Extracted text:
So why all the fuss about bees? Because for years they have been mysteriously dying off. But now, they may be making a tenuous comeback. And the crazy part – the thing that makes it a risk to the economy – is that no one really knows why they were dying or why the crisis appears to be abating.

Starting around 2006, bees started abandoning their colonies and dying off. It was called Colony Collapse Disorder and to this day, according to the U.S. Department of Agriculture, no one really knows what’s behind it. That’s partly because the bees just disappeared, with no bodies to indicate what might have happened. What we do know is it caused about a third of bees in the U.S. to die mysteriously each year. So if you’re a fan of almonds, blueberries, pumpkins, cucumbers and many other types of produce, this is a big deal. No bees means no pollination for these crops; fewer bees means higher prices.

HoneyLove.org founder and beekeeper Rob McFarland inspects a beehive on the roof of his Los Angeles home in 2014. There is a push to legalize beekeeping in the city.

That’s why the bee economy is so important. “You saw kind of a joining of forces of commercial beekeeping and big agribusiness who realized if you had these bees who went from place to place, fertilized some almonds, fertilized some blueberries, it was actually a great business thing. So they’ve been coming back to some degree, honey bees.”

Initially, some scientiests thought this nomadic lifetsyle might be contributing to bee losses. But while the bee-truck industry hasn't slowed, bee losses appear to have. Last winter, the U.S. lost 23.2% of its bees. That’s down from a 30.5% drop the year before and blow the 10-year average of 29.6%. A search on Google shows headlines from all over the country declaring that bee populations are making a comeback.

Saved entries:
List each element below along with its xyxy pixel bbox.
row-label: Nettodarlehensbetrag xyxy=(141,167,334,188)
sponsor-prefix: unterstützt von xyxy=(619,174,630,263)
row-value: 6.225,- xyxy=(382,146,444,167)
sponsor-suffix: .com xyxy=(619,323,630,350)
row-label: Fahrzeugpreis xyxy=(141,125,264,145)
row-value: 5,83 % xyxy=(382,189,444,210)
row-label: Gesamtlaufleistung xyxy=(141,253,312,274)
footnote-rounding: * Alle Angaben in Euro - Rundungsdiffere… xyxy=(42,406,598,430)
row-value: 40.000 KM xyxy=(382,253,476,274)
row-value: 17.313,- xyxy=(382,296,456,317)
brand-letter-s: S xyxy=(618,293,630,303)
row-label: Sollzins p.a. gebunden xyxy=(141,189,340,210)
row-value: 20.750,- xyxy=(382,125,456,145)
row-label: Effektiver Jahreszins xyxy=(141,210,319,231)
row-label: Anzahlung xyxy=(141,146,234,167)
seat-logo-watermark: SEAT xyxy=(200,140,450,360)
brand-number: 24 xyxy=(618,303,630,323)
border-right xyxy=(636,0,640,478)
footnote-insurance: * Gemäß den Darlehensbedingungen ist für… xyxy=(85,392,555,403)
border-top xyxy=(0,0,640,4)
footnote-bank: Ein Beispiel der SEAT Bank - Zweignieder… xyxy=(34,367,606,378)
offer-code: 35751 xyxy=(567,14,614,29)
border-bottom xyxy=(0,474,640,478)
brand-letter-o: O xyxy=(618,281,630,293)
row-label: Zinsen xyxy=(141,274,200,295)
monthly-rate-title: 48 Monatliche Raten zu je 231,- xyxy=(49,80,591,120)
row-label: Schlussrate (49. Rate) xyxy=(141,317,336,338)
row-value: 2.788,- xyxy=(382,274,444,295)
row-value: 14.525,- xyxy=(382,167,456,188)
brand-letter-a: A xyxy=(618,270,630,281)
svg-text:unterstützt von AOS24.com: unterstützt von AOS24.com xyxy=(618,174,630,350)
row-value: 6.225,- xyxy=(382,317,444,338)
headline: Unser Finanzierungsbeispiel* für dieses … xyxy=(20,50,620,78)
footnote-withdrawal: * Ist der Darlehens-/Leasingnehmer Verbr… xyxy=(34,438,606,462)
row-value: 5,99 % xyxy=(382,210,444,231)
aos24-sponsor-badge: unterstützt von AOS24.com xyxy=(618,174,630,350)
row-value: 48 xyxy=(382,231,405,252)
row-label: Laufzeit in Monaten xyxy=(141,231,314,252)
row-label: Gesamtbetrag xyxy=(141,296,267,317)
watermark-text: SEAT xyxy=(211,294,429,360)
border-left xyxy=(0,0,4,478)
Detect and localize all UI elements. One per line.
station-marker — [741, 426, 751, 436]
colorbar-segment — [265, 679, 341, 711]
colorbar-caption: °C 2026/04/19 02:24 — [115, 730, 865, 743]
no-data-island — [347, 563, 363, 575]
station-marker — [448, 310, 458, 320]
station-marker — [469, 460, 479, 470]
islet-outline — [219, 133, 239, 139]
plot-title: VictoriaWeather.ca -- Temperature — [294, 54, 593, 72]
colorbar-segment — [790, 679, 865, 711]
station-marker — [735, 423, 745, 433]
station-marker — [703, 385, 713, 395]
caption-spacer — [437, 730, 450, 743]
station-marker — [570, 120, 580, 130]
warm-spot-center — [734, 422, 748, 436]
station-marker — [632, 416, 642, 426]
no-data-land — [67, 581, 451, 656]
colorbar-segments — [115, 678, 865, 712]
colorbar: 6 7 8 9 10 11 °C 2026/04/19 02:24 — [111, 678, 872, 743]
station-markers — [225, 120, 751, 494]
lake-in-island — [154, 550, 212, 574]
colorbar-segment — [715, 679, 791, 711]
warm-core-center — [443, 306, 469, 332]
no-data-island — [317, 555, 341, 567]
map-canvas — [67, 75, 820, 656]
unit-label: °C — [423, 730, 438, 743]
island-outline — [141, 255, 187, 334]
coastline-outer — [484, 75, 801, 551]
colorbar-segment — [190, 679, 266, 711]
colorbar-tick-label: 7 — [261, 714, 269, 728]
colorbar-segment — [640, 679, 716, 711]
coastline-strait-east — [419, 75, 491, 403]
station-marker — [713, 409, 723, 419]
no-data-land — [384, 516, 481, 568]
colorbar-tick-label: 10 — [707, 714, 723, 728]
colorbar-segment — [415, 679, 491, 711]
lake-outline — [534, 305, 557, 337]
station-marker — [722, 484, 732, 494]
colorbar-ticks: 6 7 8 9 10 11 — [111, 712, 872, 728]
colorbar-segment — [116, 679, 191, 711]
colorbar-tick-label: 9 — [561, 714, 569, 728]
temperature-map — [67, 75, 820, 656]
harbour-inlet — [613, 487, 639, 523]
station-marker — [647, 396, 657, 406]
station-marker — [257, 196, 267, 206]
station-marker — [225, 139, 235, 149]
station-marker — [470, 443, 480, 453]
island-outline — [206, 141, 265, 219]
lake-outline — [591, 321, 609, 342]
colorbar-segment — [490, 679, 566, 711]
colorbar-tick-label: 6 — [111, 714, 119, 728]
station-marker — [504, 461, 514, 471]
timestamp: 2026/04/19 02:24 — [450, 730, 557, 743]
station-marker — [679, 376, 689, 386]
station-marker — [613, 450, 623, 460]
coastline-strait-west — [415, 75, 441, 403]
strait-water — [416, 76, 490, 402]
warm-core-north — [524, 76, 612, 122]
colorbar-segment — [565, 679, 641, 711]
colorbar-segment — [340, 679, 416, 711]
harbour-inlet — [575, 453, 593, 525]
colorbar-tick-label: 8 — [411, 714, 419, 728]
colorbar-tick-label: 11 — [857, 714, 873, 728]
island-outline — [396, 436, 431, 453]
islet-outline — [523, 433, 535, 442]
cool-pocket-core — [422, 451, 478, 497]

Exercise requirements:
In the article about bees, list every type of produce named in the sentence that begins "So if you're a fan of".

Solution to this exercise:
Almonds, blueberries, pumpkins, cucumbers